** EXERCISE PROMPT **
Reproduce all of the data exactly.

↓

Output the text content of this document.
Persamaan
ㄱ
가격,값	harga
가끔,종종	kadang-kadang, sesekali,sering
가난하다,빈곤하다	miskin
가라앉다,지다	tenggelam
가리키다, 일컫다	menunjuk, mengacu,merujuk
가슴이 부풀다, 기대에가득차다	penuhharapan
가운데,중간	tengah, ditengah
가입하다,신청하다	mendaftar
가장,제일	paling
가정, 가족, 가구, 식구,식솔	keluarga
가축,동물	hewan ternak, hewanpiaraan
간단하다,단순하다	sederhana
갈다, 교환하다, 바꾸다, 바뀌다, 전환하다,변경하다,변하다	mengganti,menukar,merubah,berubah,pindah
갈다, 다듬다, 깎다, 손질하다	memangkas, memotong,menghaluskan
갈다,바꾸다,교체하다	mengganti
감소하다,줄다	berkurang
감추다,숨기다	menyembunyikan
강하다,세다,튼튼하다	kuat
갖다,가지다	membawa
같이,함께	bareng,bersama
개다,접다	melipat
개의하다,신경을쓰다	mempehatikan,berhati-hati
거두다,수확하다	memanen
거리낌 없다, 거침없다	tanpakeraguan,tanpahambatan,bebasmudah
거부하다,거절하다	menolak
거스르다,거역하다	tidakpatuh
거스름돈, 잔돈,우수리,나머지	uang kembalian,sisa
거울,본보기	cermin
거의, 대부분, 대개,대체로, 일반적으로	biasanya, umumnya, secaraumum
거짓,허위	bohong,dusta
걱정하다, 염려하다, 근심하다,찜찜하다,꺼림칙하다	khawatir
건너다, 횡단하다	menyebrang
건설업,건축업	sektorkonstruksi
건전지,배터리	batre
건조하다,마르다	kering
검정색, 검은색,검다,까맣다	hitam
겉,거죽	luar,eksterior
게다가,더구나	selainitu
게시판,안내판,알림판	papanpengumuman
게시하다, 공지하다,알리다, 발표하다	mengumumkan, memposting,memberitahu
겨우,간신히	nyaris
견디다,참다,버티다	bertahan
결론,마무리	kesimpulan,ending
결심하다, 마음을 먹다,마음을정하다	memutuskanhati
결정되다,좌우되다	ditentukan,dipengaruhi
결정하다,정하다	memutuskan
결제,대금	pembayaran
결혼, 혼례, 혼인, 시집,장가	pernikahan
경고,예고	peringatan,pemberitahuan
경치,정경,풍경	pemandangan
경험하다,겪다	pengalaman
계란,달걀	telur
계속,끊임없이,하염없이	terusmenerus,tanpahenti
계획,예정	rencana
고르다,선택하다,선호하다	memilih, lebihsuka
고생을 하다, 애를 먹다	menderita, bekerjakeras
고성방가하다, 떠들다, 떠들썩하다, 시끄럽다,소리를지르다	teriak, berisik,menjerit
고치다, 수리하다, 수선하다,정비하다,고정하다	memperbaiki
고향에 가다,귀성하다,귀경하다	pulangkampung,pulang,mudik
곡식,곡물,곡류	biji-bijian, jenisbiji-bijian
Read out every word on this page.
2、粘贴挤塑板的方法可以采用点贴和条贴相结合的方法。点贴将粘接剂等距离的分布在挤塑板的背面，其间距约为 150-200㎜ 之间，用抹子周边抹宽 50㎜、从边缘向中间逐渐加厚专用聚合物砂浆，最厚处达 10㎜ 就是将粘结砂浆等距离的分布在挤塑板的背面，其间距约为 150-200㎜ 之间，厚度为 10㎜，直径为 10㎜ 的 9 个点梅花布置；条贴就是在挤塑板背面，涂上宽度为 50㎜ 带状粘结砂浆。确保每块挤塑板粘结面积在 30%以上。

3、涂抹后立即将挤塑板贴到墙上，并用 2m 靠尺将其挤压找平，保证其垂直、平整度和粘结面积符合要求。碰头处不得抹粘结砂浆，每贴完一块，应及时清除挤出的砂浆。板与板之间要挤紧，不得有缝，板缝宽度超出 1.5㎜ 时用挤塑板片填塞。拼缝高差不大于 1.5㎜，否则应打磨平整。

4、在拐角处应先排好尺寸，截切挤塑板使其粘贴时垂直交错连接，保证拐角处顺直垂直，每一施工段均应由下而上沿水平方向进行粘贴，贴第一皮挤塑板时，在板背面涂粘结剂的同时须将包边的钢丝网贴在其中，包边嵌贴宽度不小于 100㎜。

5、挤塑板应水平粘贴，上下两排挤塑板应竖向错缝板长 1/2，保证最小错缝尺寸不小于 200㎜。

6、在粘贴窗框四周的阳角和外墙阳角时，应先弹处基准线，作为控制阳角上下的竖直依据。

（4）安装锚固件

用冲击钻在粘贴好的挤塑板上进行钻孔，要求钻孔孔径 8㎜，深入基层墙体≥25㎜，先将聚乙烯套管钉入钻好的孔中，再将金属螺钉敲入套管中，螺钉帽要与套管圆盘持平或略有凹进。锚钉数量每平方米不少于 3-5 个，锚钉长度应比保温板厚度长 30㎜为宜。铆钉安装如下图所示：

↑

** EXERCISE OUTPUT **
Output the text content of this document.
Persamaan
ㄱ
가격,값	harga
가끔,종종	kadang-kadang, sesekali,sering
가난하다,빈곤하다	miskin
가라앉다,지다	tenggelam
가리키다, 일컫다	menunjuk, mengacu,merujuk
가슴이 부풀다, 기대에가득차다	penuhharapan
가운데,중간	tengah, ditengah
가입하다,신청하다	mendaftar
가장,제일	paling
가정, 가족, 가구, 식구,식솔	keluarga
가축,동물	hewan ternak, hewanpiaraan
간단하다,단순하다	sederhana
갈다, 교환하다, 바꾸다, 바뀌다, 전환하다,변경하다,변하다	mengganti,menukar,merubah,berubah,pindah
갈다, 다듬다, 깎다, 손질하다	memangkas, memotong,menghaluskan
갈다,바꾸다,교체하다	mengganti
감소하다,줄다	berkurang
감추다,숨기다	menyembunyikan
강하다,세다,튼튼하다	kuat
갖다,가지다	membawa
같이,함께	bareng,bersama
개다,접다	melipat
개의하다,신경을쓰다	mempehatikan,berhati-hati
거두다,수확하다	memanen
거리낌 없다, 거침없다	tanpakeraguan,tanpahambatan,bebasmudah
거부하다,거절하다	menolak
거스르다,거역하다	tidakpatuh
거스름돈, 잔돈,우수리,나머지	uang kembalian,sisa
거울,본보기	cermin
거의, 대부분, 대개,대체로, 일반적으로	biasanya, umumnya, secaraumum
거짓,허위	bohong,dusta
걱정하다, 염려하다, 근심하다,찜찜하다,꺼림칙하다	khawatir
건너다, 횡단하다	menyebrang
건설업,건축업	sektorkonstruksi
건전지,배터리	batre
건조하다,마르다	kering
검정색, 검은색,검다,까맣다	hitam
겉,거죽	luar,eksterior
게다가,더구나	selainitu
게시판,안내판,알림판	papanpengumuman
게시하다, 공지하다,알리다, 발표하다	mengumumkan, memposting,memberitahu
겨우,간신히	nyaris
견디다,참다,버티다	bertahan
결론,마무리	kesimpulan,ending
결심하다, 마음을 먹다,마음을정하다	memutuskanhati
결정되다,좌우되다	ditentukan,dipengaruhi
결정하다,정하다	memutuskan
결제,대금	pembayaran
결혼, 혼례, 혼인, 시집,장가	pernikahan
경고,예고	peringatan,pemberitahuan
경치,정경,풍경	pemandangan
경험하다,겪다	pengalaman
계란,달걀	telur
계속,끊임없이,하염없이	terusmenerus,tanpahenti
계획,예정	rencana
고르다,선택하다,선호하다	memilih, lebihsuka
고생을 하다, 애를 먹다	menderita, bekerjakeras
고성방가하다, 떠들다, 떠들썩하다, 시끄럽다,소리를지르다	teriak, berisik,menjerit
고치다, 수리하다, 수선하다,정비하다,고정하다	memperbaiki
고향에 가다,귀성하다,귀경하다	pulangkampung,pulang,mudik
곡식,곡물,곡류	biji-bijian, jenisbiji-bijian
Read out every word on this page.
2、粘贴挤塑板的方法可以采用点贴和条贴相结合的方法。点贴将粘接剂等距离的分布在挤塑板的背面，其间距约为 150-200㎜ 之间，用抹子周边抹宽 50㎜、从边缘向中间逐渐加厚专用聚合物砂浆，最厚处达 10㎜ 就是将粘结砂浆等距离的分布在挤塑板的背面，其间距约为 150-200㎜ 之间，厚度为 10㎜，直径为 10㎜ 的 9 个点梅花布置；条贴就是在挤塑板背面，涂上宽度为 50㎜ 带状粘结砂浆。确保每块挤塑板粘结面积在 30%以上。

3、涂抹后立即将挤塑板贴到墙上，并用 2m 靠尺将其挤压找平，保证其垂直、平整度和粘结面积符合要求。碰头处不得抹粘结砂浆，每贴完一块，应及时清除挤出的砂浆。板与板之间要挤紧，不得有缝，板缝宽度超出 1.5㎜ 时用挤塑板片填塞。拼缝高差不大于 1.5㎜，否则应打磨平整。

4、在拐角处应先排好尺寸，截切挤塑板使其粘贴时垂直交错连接，保证拐角处顺直垂直，每一施工段均应由下而上沿水平方向进行粘贴，贴第一皮挤塑板时，在板背面涂粘结剂的同时须将包边的钢丝网贴在其中，包边嵌贴宽度不小于 100㎜。

5、挤塑板应水平粘贴，上下两排挤塑板应竖向错缝板长 1/2，保证最小错缝尺寸不小于 200㎜。

6、在粘贴窗框四周的阳角和外墙阳角时，应先弹处基准线，作为控制阳角上下的竖直依据。

（4）安装锚固件

用冲击钻在粘贴好的挤塑板上进行钻孔，要求钻孔孔径 8㎜，深入基层墙体≥25㎜，先将聚乙烯套管钉入钻好的孔中，再将金属螺钉敲入套管中，螺钉帽要与套管圆盘持平或略有凹进。锚钉数量每平方米不少于 3-5 个，锚钉长度应比保温板厚度长 30㎜为宜。铆钉安装如下图所示：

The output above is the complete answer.